§ **Goal of the exercise**:
Express as a JSON list of strings the lines of the entries below, starting with the line that contains "priority-low-item — [97, 722, 545, 822]" and going on through the line that contains "logo: LOGO — [100, 48, 184, 74]", one string per line, with blank lines left out.

§ **Extracted data entries**:

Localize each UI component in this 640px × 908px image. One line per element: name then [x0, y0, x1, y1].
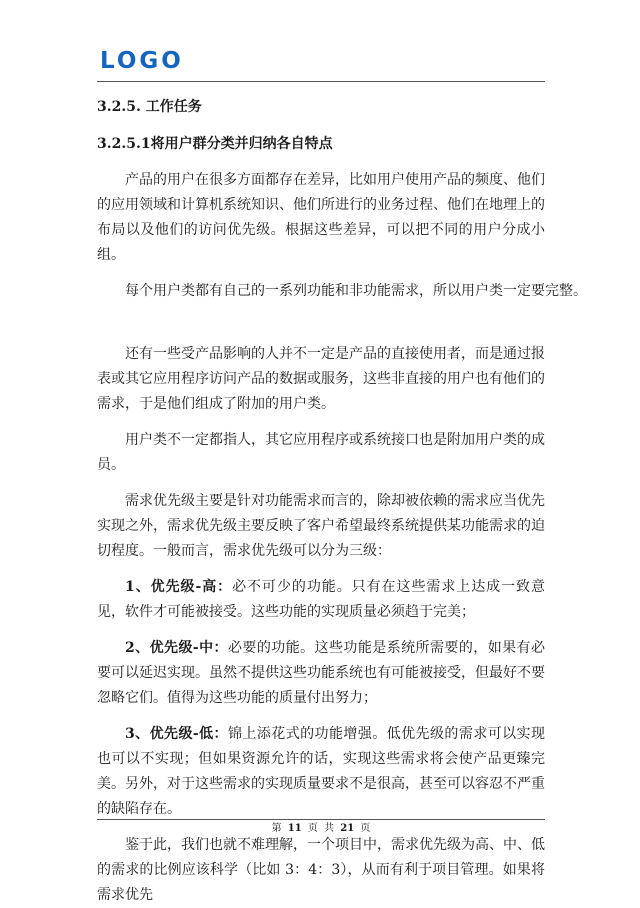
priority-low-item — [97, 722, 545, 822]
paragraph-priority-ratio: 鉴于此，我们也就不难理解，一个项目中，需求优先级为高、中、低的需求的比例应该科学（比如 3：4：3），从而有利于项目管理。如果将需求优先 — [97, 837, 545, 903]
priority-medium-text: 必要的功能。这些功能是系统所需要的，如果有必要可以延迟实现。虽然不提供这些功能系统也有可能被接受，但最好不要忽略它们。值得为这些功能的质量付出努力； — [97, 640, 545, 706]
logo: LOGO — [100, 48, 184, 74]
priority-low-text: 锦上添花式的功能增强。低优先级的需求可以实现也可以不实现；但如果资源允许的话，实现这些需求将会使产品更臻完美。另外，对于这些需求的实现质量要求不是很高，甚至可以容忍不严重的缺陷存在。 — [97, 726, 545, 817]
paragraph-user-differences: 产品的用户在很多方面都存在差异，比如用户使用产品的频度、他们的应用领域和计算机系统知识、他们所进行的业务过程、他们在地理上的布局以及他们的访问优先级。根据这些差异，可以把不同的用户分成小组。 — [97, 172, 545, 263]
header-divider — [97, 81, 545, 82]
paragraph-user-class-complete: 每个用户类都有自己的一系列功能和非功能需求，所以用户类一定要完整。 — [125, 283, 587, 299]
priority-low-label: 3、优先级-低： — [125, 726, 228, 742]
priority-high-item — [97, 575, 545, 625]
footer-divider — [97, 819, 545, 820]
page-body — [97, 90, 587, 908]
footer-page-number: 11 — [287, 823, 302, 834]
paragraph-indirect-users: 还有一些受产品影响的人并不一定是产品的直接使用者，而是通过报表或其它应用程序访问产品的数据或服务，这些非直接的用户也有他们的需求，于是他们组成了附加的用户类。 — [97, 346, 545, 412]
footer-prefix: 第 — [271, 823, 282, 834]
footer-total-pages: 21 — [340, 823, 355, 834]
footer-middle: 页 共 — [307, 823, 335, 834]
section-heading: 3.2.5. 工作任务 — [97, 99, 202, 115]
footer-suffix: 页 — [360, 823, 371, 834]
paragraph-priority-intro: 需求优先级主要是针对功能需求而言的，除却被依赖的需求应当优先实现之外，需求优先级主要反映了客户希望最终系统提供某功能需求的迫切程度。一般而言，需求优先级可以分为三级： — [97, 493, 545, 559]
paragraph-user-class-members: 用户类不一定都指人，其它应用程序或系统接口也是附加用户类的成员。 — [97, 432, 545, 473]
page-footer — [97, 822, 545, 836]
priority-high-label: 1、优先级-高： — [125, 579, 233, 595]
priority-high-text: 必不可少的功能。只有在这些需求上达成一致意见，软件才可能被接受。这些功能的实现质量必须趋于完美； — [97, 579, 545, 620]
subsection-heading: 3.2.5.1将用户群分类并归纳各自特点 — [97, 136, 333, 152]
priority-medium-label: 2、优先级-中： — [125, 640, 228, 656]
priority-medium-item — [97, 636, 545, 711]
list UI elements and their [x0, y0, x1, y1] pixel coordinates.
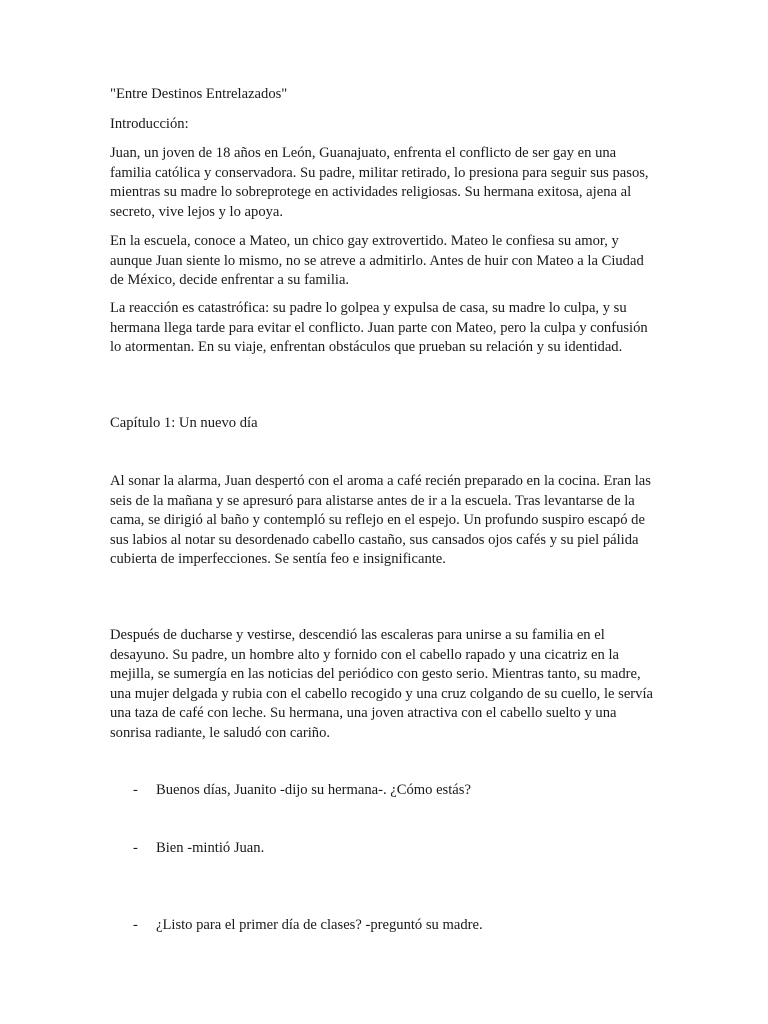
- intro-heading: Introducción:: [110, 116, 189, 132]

§ **Correct response**:
[
  "priority-low-item — [97, 722, 545, 822]",
  "paragraph-priority-ratio: 鉴于此，我们也就不难理解，一个项目中，需求优先级为高、中、低的需求的比例应该科学（比如 3：4：3），从而有利于项目管理。如果将需求优先 — [97, 837, 545, 903]",
  "priority-medium-text: 必要的功能。这些功能是系统所需要的，如果有必要可以延迟实现。虽然不提供这些功能系统也有可能被接受，但最好不要忽略它们。值得为这些功能的质量付出努力； — [97, 640, 545, 706]",
  "logo: LOGO — [100, 48, 184, 74]"
]